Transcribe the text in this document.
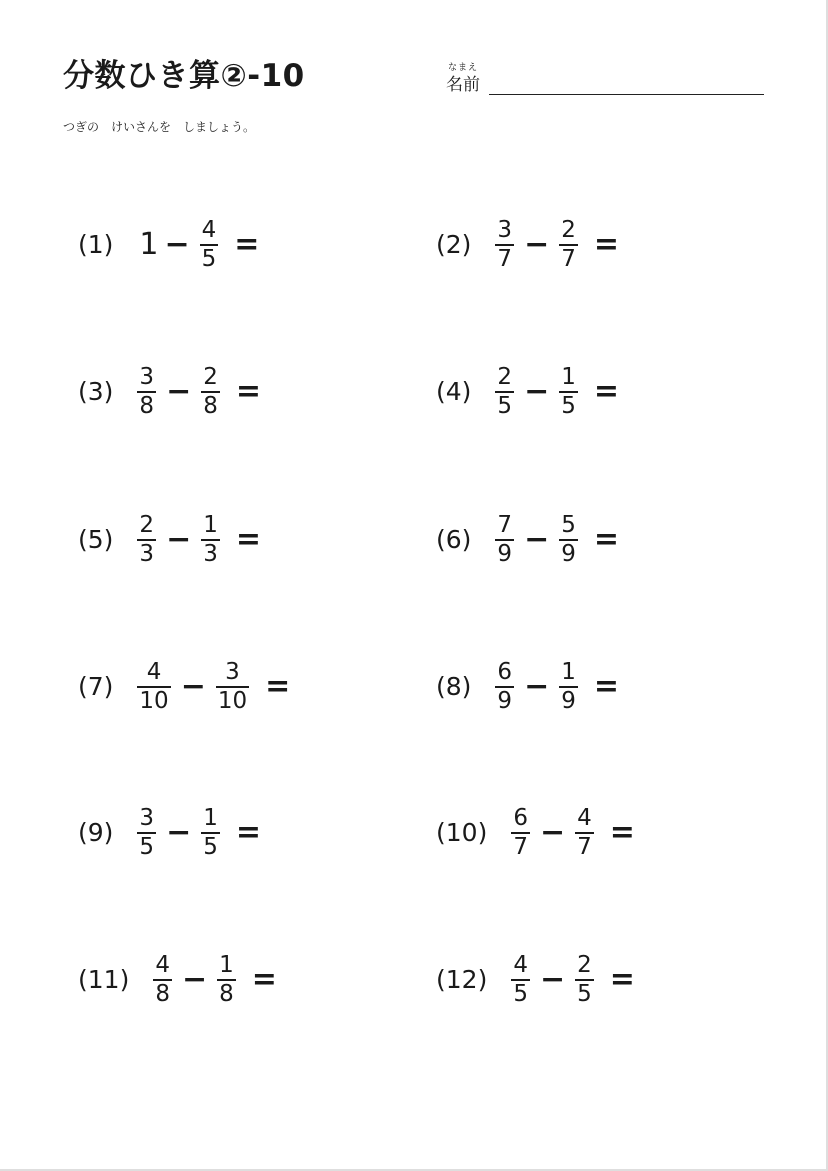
分数ひき算②-10	なまえ
名前
つぎの　けいさんを　しましょう。
(1) $1 - \frac{4}{5}$ =	$(2) \frac{3}{7} - \frac{2}{7}$ =
$(3) \frac{3}{8} - \frac{2}{8}$ =	$(4) \frac{2}{5} - \frac{1}{5}$ =
$(5) \frac{2}{3} - \frac{1}{3}$ =	$(6) \frac{7}{9} - \frac{5}{9}$ =
$(7) \frac{4}{10} - \frac{3}{10}$ =	$(8) \frac{6}{9} - \frac{1}{9}$ =
$(9) \frac{3}{5} - \frac{1}{5}$ =	$(10) \frac{6}{7} - \frac{4}{7}$ =
$(11) \frac{4}{8} - \frac{1}{8}$ =	$(12) \frac{4}{5} - \frac{2}{5}$ =
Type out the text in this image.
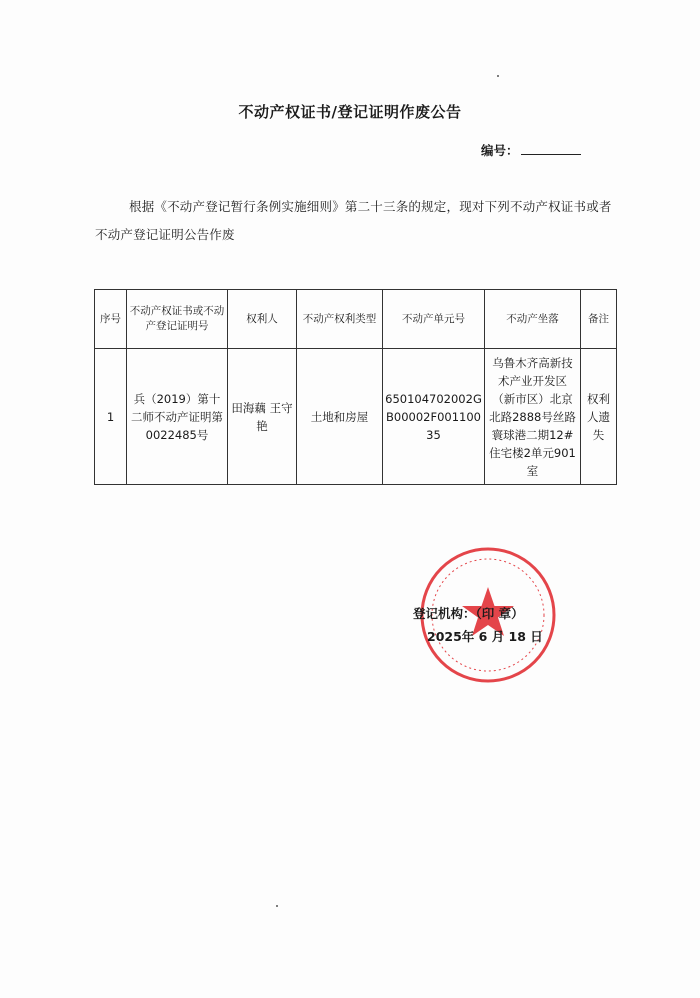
不动产权证书/登记证明作废公告
编号：
根据《不动产登记暂行条例实施细则》第二十三条的规定，现对下列不动产权证书或者不动产登记证明公告作废
序号	不动产权证书或不动产登记证明号	权利人	不动产权利类型	不动产单元号	不动产坐落	备注
1	兵（2019）第十二师不动产证明第0022485号	田海藕 王守艳	土地和房屋	650104702002GB00002F00110035	乌鲁木齐高新技术产业开发区（新市区）北京北路2888号丝路寰球港二期12#住宅楼2单元901室	权利人遗失
登记机构：（印 章）
2025年 6 月 18 日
_ _ _ _ _
EXERCISE PROMPT:
Look through the listing and extract every line with "text" in it.

REPLY:
Transcribe the text in this document.
Type out the text in this image.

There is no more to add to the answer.